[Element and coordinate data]
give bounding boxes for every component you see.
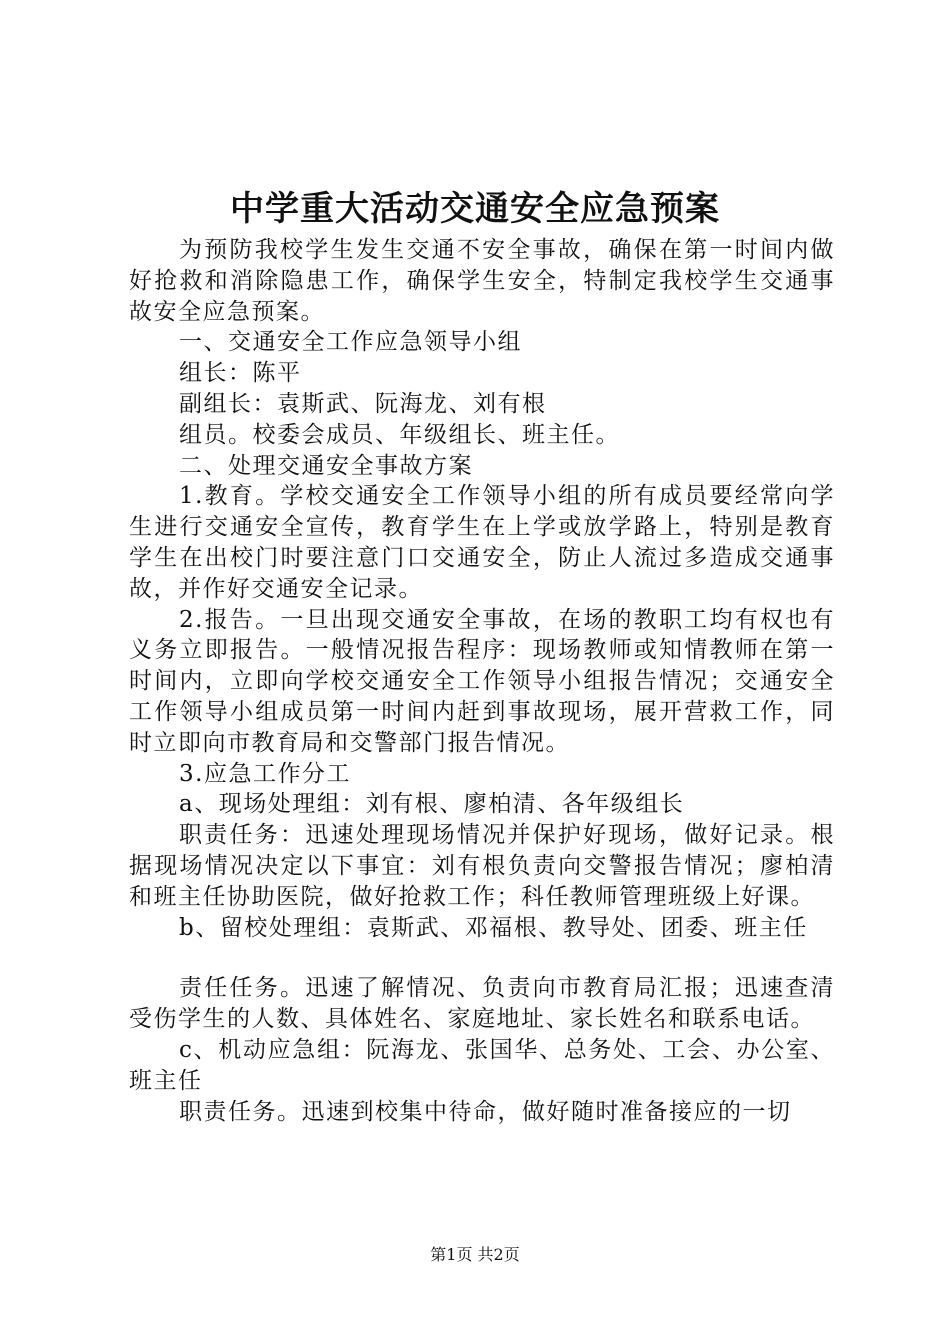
- page-number: 第1页 共2页: [430, 1245, 520, 1264]
- group-leader: 组长：陈平: [179, 360, 302, 387]
- mobile-group: c、机动应急组：阮海龙、张国华、总务处、工会、办公室、班主任: [129, 1036, 835, 1094]
- school-group: b、留校处理组：袁斯武、邓福根、教导处、团委、班主任: [179, 914, 808, 941]
- intro-paragraph: 为预防我校学生发生交通不安全事故，确保在第一时间内做好抢救和消除隐患工作，确保学生安全，特制定我校学生交通事故安全应急预案。: [129, 237, 835, 325]
- onsite-group: a、现场处理组：刘有根、廖柏清、各年级组长: [179, 791, 685, 818]
- document-body: [129, 235, 835, 1127]
- report-paragraph: 2.报告。一旦出现交通安全事故，在场的教职工均有权也有义务立即报告。一般情况报告程序：现场教师或知情教师在第一时间内，立即向学校交通安全工作领导小组报告情况；交通安全工作领导小组成员第一时间内赶到事故现场，展开营救工作，同时立即向市教育局和交警部门报告情况。: [129, 606, 835, 756]
- group-members: 组员。校委会成员、年级组长、班主任。: [179, 421, 620, 448]
- school-duties: 责任任务。迅速了解情况、负责向市教育局汇报；迅速查清受伤学生的人数、具体姓名、家庭地址、家长姓名和联系电话。: [129, 975, 835, 1033]
- education-paragraph: 1.教育。学校交通安全工作领导小组的所有成员要经常向学生进行交通安全宣传，教育学生在上学或放学路上，特别是教育学生在出校门时要注意门口交通安全，防止人流过多造成交通事故，并作好交通安全记录。: [129, 483, 835, 602]
- mobile-duties: 职责任务。迅速到校集中待命，做好随时准备接应的一切: [179, 1098, 792, 1125]
- section-heading-leadership: 一、交通安全工作应急领导小组: [179, 329, 522, 356]
- deputy-leaders: 副组长：袁斯武、阮海龙、刘有根: [179, 390, 547, 417]
- division-heading: 3.应急工作分工: [179, 760, 351, 787]
- document-title: 中学重大活动交通安全应急预案: [230, 189, 720, 229]
- onsite-duties: 职责任务：迅速处理现场情况并保护好现场，做好记录。根据现场情况决定以下事宜：刘有根负责向交警报告情况；廖柏清和班主任协助医院，做好抢救工作；科任教师管理班级上好课。: [129, 822, 835, 910]
- paragraph-gap: [129, 943, 835, 973]
- section-heading-plan: 二、处理交通安全事故方案: [179, 452, 473, 479]
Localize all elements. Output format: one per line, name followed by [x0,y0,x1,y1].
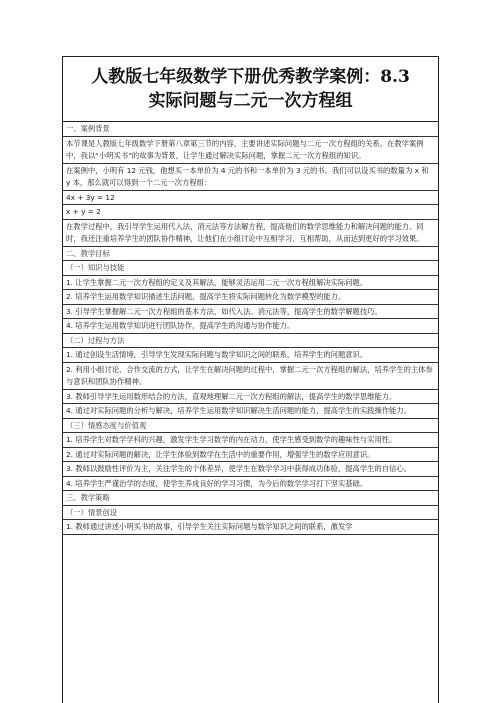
paragraph-row: 2. 利用小组讨论、合作交流的方式，让学生在解决问题的过程中，掌握二元一次方程组的解法，培养学生的主体参与意识和团队协作精神。 [63,363,438,390]
paragraph-row: 1. 教师通过讲述小明买书的故事，引导学生关注实际问题与数学知识之间的联系，激发学 [63,520,438,535]
document-title [63,57,438,122]
paragraph-row: 2. 培养学生运用数学知识描述生活问题，提高学生将实际问题转化为数学模型的能力。 [63,290,438,305]
paragraph-row: 本节课是人教版七年级数学下册第八章第三节的内容，主要讲述实际问题与二元一次方程组的关系。在教学案例中，我以“小明买书”的故事为背景，让学生通过解决实际问题，掌握二元一次方程组的知识。 [63,137,438,164]
paragraph-row: 1. 培养学生对数学学科的兴趣，激发学生学习数学的内在动力，使学生感受到数学的趣味性与实用性。 [63,433,438,448]
section-heading: （二）过程与方法 [63,334,438,349]
title-line-2: 实际问题与二元一次方程组 [148,91,353,111]
paragraph-row: 4. 通过对实际问题的分析与解决，培养学生运用数学知识解决生活问题的能力，提高学生的实践操作能力。 [63,404,438,419]
paragraph-row: 1. 通过创设生活情境，引导学生发现实际问题与数学知识之间的联系，培养学生的问题意识。 [63,348,438,363]
section-heading: 一、案例背景 [63,122,438,137]
paragraph-row: 3. 教师以鼓励性评价为主，关注学生的个体差异，使学生在数学学习中获得成功体验，提高学生的自信心。 [63,462,438,477]
paragraph-row: x + y = 2 [63,205,438,220]
paragraph-row: 3. 教师引导学生运用数形结合的方法，直观地理解二元一次方程组的解法，提高学生的数学思维能力。 [63,390,438,405]
section-heading: （一）情景创设 [63,506,438,521]
section-heading: （一）知识与技能 [63,261,438,276]
document-table [62,56,439,703]
paragraph-row: 4. 培养学生严谨治学的态度，使学生养成良好的学习习惯，为今后的数学学习打下坚实基础。 [63,477,438,492]
title-line-1: 人教版七年级数学下册优秀教学案例：8.3 [91,67,410,87]
paragraph-row: 4x + 3y = 12 [63,191,438,206]
paragraph-row: 1. 让学生掌握二元一次方程组的定义及其解法，能够灵活运用二元一次方程组解决实际问题。 [63,276,438,291]
section-heading: 三、教学策略 [63,491,438,506]
content-rows [63,122,438,535]
paragraph-row: 在教学过程中，我引导学生运用代入法、消元法等方法解方程，提高他们的数学思维能力和解决问题的能力。同时，我还注重培养学生的团队协作精神，让他们在小组讨论中互相学习、互相帮助，从而达到更好的学习效果。 [63,220,438,247]
paragraph-row: 3. 引导学生掌握解二元一次方程组的基本方法，如代入法、消元法等，提高学生的数学解题技巧。 [63,305,438,320]
section-heading: （三）情感态度与价值观 [63,419,438,434]
section-heading: 二、教学目标 [63,247,438,262]
paragraph-row: 在案例中，小明有 12 元钱，他想买一本单价为 4 元的书和一本单价为 3 元的书。我们可以设买书的数量为 x 和 y 本，那么就可以得到一个二元一次方程组： [63,164,438,191]
paragraph-row: 4. 培养学生运用数学知识进行团队协作，提高学生的沟通与协作能力。 [63,319,438,334]
paragraph-row: 2. 通过对实际问题的解决，让学生体验到数学在生活中的重要作用，增强学生的数学应用意识。 [63,448,438,463]
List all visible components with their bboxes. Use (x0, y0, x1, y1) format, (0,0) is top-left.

* **EXERCISE DESCRIPTION**
Copy every line of the data above verbatim, leaving out the picture markers.

* **THE REPLY**
give bounding boxes for every component you see.
- page-number: 第1页 共2页: [430, 1245, 520, 1264]
- group-leader: 组长：陈平: [179, 360, 302, 387]
- mobile-group: c、机动应急组：阮海龙、张国华、总务处、工会、办公室、班主任: [129, 1036, 835, 1094]
- school-group: b、留校处理组：袁斯武、邓福根、教导处、团委、班主任: [179, 914, 808, 941]
- intro-paragraph: 为预防我校学生发生交通不安全事故，确保在第一时间内做好抢救和消除隐患工作，确保学生安全，特制定我校学生交通事故安全应急预案。: [129, 237, 835, 325]
- onsite-group: a、现场处理组：刘有根、廖柏清、各年级组长: [179, 791, 685, 818]
- document-body: [129, 235, 835, 1127]
- report-paragraph: 2.报告。一旦出现交通安全事故，在场的教职工均有权也有义务立即报告。一般情况报告程序：现场教师或知情教师在第一时间内，立即向学校交通安全工作领导小组报告情况；交通安全工作领导小组成员第一时间内赶到事故现场，展开营救工作，同时立即向市教育局和交警部门报告情况。: [129, 606, 835, 756]
- group-members: 组员。校委会成员、年级组长、班主任。: [179, 421, 620, 448]
- school-duties: 责任任务。迅速了解情况、负责向市教育局汇报；迅速查清受伤学生的人数、具体姓名、家庭地址、家长姓名和联系电话。: [129, 975, 835, 1033]
- education-paragraph: 1.教育。学校交通安全工作领导小组的所有成员要经常向学生进行交通安全宣传，教育学生在上学或放学路上，特别是教育学生在出校门时要注意门口交通安全，防止人流过多造成交通事故，并作好交通安全记录。: [129, 483, 835, 602]
- mobile-duties: 职责任务。迅速到校集中待命，做好随时准备接应的一切: [179, 1098, 792, 1125]
- section-heading-leadership: 一、交通安全工作应急领导小组: [179, 329, 522, 356]
- deputy-leaders: 副组长：袁斯武、阮海龙、刘有根: [179, 390, 547, 417]
- division-heading: 3.应急工作分工: [179, 760, 351, 787]
- document-title: 中学重大活动交通安全应急预案: [230, 189, 720, 229]
- onsite-duties: 职责任务：迅速处理现场情况并保护好现场，做好记录。根据现场情况决定以下事宜：刘有根负责向交警报告情况；廖柏清和班主任协助医院，做好抢救工作；科任教师管理班级上好课。: [129, 822, 835, 910]
- paragraph-gap: [129, 943, 835, 973]
- section-heading-plan: 二、处理交通安全事故方案: [179, 452, 473, 479]
Localize all elements. Output format: one per line, name followed by [x0,y0,x1,y1].
paragraph-row: 2. 利用小组讨论、合作交流的方式，让学生在解决问题的过程中，掌握二元一次方程组的解法，培养学生的主体参与意识和团队协作精神。 [63,363,438,390]
paragraph-row: 1. 教师通过讲述小明买书的故事，引导学生关注实际问题与数学知识之间的联系，激发学 [63,520,438,535]
document-title [63,57,438,122]
paragraph-row: 2. 培养学生运用数学知识描述生活问题，提高学生将实际问题转化为数学模型的能力。 [63,290,438,305]
paragraph-row: 本节课是人教版七年级数学下册第八章第三节的内容，主要讲述实际问题与二元一次方程组的关系。在教学案例中，我以“小明买书”的故事为背景，让学生通过解决实际问题，掌握二元一次方程组的知识。 [63,137,438,164]
paragraph-row: 1. 培养学生对数学学科的兴趣，激发学生学习数学的内在动力，使学生感受到数学的趣味性与实用性。 [63,433,438,448]
section-heading: （二）过程与方法 [63,334,438,349]
title-line-2: 实际问题与二元一次方程组 [148,91,353,111]
paragraph-row: 4. 通过对实际问题的分析与解决，培养学生运用数学知识解决生活问题的能力，提高学生的实践操作能力。 [63,404,438,419]
paragraph-row: 1. 通过创设生活情境，引导学生发现实际问题与数学知识之间的联系，培养学生的问题意识。 [63,348,438,363]
section-heading: 一、案例背景 [63,122,438,137]
paragraph-row: 3. 教师以鼓励性评价为主，关注学生的个体差异，使学生在数学学习中获得成功体验，提高学生的自信心。 [63,462,438,477]
paragraph-row: x + y = 2 [63,205,438,220]
paragraph-row: 3. 教师引导学生运用数形结合的方法，直观地理解二元一次方程组的解法，提高学生的数学思维能力。 [63,390,438,405]
section-heading: （一）情景创设 [63,506,438,521]
section-heading: （一）知识与技能 [63,261,438,276]
document-table [62,56,439,703]
paragraph-row: 4. 培养学生严谨治学的态度，使学生养成良好的学习习惯，为今后的数学学习打下坚实基础。 [63,477,438,492]
title-line-1: 人教版七年级数学下册优秀教学案例：8.3 [91,67,410,87]
paragraph-row: 4x + 3y = 12 [63,191,438,206]
paragraph-row: 1. 让学生掌握二元一次方程组的定义及其解法，能够灵活运用二元一次方程组解决实际问题。 [63,276,438,291]
section-heading: 三、教学策略 [63,491,438,506]
content-rows [63,122,438,535]
paragraph-row: 在教学过程中，我引导学生运用代入法、消元法等方法解方程，提高他们的数学思维能力和解决问题的能力。同时，我还注重培养学生的团队协作精神，让他们在小组讨论中互相学习、互相帮助，从而达到更好的学习效果。 [63,220,438,247]
paragraph-row: 3. 引导学生掌握解二元一次方程组的基本方法，如代入法、消元法等，提高学生的数学解题技巧。 [63,305,438,320]
section-heading: （三）情感态度与价值观 [63,419,438,434]
section-heading: 二、教学目标 [63,247,438,262]
paragraph-row: 在案例中，小明有 12 元钱，他想买一本单价为 4 元的书和一本单价为 3 元的书。我们可以设买书的数量为 x 和 y 本，那么就可以得到一个二元一次方程组： [63,164,438,191]
paragraph-row: 4. 培养学生运用数学知识进行团队协作，提高学生的沟通与协作能力。 [63,319,438,334]
paragraph-row: 2. 通过对实际问题的解决，让学生体验到数学在生活中的重要作用，增强学生的数学应用意识。 [63,448,438,463]
List all visible components with their bboxes. Use (x0, y0, x1, y1) format, (0,0) is top-left.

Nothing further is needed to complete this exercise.